--- START Data ---
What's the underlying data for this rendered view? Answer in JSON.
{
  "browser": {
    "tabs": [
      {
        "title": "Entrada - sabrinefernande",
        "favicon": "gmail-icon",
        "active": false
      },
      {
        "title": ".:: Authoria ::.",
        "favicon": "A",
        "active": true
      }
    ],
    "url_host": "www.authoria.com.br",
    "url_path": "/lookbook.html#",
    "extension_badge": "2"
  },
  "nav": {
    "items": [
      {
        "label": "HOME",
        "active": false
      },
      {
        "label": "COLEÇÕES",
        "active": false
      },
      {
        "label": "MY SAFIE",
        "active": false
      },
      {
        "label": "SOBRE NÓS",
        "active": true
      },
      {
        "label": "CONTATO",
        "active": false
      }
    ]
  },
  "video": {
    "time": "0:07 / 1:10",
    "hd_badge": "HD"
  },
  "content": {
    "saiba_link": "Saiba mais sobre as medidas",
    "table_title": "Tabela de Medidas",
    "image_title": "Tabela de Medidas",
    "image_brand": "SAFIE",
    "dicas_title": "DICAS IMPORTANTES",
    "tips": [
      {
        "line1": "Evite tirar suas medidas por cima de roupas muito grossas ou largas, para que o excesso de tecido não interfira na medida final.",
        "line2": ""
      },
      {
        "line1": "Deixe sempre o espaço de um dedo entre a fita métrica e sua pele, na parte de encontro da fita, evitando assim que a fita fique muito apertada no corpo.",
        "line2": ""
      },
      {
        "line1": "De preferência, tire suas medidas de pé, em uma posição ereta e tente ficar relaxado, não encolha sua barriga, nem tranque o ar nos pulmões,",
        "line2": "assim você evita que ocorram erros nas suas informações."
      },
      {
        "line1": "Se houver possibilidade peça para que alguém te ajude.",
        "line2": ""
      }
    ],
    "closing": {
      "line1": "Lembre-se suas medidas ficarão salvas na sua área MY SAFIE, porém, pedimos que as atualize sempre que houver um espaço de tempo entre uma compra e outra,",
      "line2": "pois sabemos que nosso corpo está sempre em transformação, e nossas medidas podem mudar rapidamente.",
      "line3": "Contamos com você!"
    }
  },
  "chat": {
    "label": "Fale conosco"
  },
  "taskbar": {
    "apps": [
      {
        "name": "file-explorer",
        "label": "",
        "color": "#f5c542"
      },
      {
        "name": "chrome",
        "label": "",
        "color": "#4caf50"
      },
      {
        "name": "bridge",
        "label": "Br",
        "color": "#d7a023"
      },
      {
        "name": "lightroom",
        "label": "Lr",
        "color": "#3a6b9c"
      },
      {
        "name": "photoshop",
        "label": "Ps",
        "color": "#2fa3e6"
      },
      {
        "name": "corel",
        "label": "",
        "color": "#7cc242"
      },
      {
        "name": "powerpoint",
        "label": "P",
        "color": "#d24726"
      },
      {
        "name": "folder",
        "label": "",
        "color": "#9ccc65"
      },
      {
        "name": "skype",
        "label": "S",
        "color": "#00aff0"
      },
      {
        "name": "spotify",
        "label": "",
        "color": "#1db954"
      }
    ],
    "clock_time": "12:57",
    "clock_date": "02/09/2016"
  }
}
--- END Data ---
*Written request*. Write out the whole listing exactly.

*Finished answer*.
What's the underlying data for this rendered view? Answer in JSON.
{
  "browser": {
    "tabs": [
      {
        "title": "Entrada - sabrinefernande",
        "favicon": "gmail-icon",
        "active": false
      },
      {
        "title": ".:: Authoria ::.",
        "favicon": "A",
        "active": true
      }
    ],
    "url_host": "www.authoria.com.br",
    "url_path": "/lookbook.html#",
    "extension_badge": "2"
  },
  "nav": {
    "items": [
      {
        "label": "HOME",
        "active": false
      },
      {
        "label": "COLEÇÕES",
        "active": false
      },
      {
        "label": "MY SAFIE",
        "active": false
      },
      {
        "label": "SOBRE NÓS",
        "active": true
      },
      {
        "label": "CONTATO",
        "active": false
      }
    ]
  },
  "video": {
    "time": "0:07 / 1:10",
    "hd_badge": "HD"
  },
  "content": {
    "saiba_link": "Saiba mais sobre as medidas",
    "table_title": "Tabela de Medidas",
    "image_title": "Tabela de Medidas",
    "image_brand": "SAFIE",
    "dicas_title": "DICAS IMPORTANTES",
    "tips": [
      {
        "line1": "Evite tirar suas medidas por cima de roupas muito grossas ou largas, para que o excesso de tecido não interfira na medida final.",
        "line2": ""
      },
      {
        "line1": "Deixe sempre o espaço de um dedo entre a fita métrica e sua pele, na parte de encontro da fita, evitando assim que a fita fique muito apertada no corpo.",
        "line2": ""
      },
      {
        "line1": "De preferência, tire suas medidas de pé, em uma posição ereta e tente ficar relaxado, não encolha sua barriga, nem tranque o ar nos pulmões,",
        "line2": "assim você evita que ocorram erros nas suas informações."
      },
      {
        "line1": "Se houver possibilidade peça para que alguém te ajude.",
        "line2": ""
      }
    ],
    "closing": {
      "line1": "Lembre-se suas medidas ficarão salvas na sua área MY SAFIE, porém, pedimos que as atualize sempre que houver um espaço de tempo entre uma compra e outra,",
      "line2": "pois sabemos que nosso corpo está sempre em transformação, e nossas medidas podem mudar rapidamente.",
      "line3": "Contamos com você!"
    }
  },
  "chat": {
    "label": "Fale conosco"
  },
  "taskbar": {
    "apps": [
      {
        "name": "file-explorer",
        "label": "",
        "color": "#f5c542"
      },
      {
        "name": "chrome",
        "label": "",
        "color": "#4caf50"
      },
      {
        "name": "bridge",
        "label": "Br",
        "color": "#d7a023"
      },
      {
        "name": "lightroom",
        "label": "Lr",
        "color": "#3a6b9c"
      },
      {
        "name": "photoshop",
        "label": "Ps",
        "color": "#2fa3e6"
      },
      {
        "name": "corel",
        "label": "",
        "color": "#7cc242"
      },
      {
        "name": "powerpoint",
        "label": "P",
        "color": "#d24726"
      },
      {
        "name": "folder",
        "label": "",
        "color": "#9ccc65"
      },
      {
        "name": "skype",
        "label": "S",
        "color": "#00aff0"
      },
      {
        "name": "spotify",
        "label": "",
        "color": "#1db954"
      }
    ],
    "clock_time": "12:57",
    "clock_date": "02/09/2016"
  }
}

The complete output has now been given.